[Begin GIVEN DATA]

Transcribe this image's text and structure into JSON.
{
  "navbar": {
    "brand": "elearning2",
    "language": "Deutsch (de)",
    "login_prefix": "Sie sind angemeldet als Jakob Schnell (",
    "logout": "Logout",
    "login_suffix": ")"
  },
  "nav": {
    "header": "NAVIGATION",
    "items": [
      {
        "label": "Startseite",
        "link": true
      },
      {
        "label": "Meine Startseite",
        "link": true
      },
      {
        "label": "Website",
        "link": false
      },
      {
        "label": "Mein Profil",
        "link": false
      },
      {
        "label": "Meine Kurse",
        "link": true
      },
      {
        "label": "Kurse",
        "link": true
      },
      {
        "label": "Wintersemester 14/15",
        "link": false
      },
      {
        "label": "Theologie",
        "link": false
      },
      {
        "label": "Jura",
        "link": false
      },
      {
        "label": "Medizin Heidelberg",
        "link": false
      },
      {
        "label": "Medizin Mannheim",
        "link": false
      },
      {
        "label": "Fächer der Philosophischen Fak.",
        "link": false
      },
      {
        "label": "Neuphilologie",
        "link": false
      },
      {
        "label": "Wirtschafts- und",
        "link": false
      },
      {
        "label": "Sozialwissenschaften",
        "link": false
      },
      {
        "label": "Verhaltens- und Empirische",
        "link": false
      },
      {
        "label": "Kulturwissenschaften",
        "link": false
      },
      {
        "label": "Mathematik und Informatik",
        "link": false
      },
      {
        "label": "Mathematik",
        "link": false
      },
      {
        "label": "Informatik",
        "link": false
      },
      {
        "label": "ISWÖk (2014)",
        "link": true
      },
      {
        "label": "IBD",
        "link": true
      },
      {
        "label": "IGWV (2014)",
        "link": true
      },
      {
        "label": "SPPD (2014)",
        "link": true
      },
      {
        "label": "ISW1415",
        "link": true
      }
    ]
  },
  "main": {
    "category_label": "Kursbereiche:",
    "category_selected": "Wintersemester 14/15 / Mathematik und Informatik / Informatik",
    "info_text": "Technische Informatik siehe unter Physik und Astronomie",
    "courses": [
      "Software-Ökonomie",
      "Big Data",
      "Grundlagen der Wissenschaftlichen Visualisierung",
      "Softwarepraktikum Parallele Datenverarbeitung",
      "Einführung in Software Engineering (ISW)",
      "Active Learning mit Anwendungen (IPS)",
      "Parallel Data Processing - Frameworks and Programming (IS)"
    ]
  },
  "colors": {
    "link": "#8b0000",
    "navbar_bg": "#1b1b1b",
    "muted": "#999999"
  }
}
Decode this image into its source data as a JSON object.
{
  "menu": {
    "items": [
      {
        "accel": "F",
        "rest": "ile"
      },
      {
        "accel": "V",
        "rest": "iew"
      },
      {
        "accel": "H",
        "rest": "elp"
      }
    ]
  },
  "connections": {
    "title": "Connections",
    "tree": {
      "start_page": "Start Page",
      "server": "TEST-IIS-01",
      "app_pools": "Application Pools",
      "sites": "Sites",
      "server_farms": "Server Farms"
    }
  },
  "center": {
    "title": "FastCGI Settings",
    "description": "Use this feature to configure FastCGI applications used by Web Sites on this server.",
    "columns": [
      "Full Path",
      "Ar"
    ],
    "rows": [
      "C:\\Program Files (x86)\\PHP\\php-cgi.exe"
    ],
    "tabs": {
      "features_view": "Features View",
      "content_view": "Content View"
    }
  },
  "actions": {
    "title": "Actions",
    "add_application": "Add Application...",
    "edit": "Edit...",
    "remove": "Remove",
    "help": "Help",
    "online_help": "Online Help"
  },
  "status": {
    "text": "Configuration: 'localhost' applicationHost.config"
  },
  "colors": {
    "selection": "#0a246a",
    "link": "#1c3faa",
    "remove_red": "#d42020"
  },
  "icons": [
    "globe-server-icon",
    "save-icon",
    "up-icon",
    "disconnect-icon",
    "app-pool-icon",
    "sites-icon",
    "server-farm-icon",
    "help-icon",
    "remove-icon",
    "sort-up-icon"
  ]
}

[End GIVEN DATA]

AIM => Count the lines in the records above that contain the word "Medizin", and give only that number.

THE RESPONSE => 2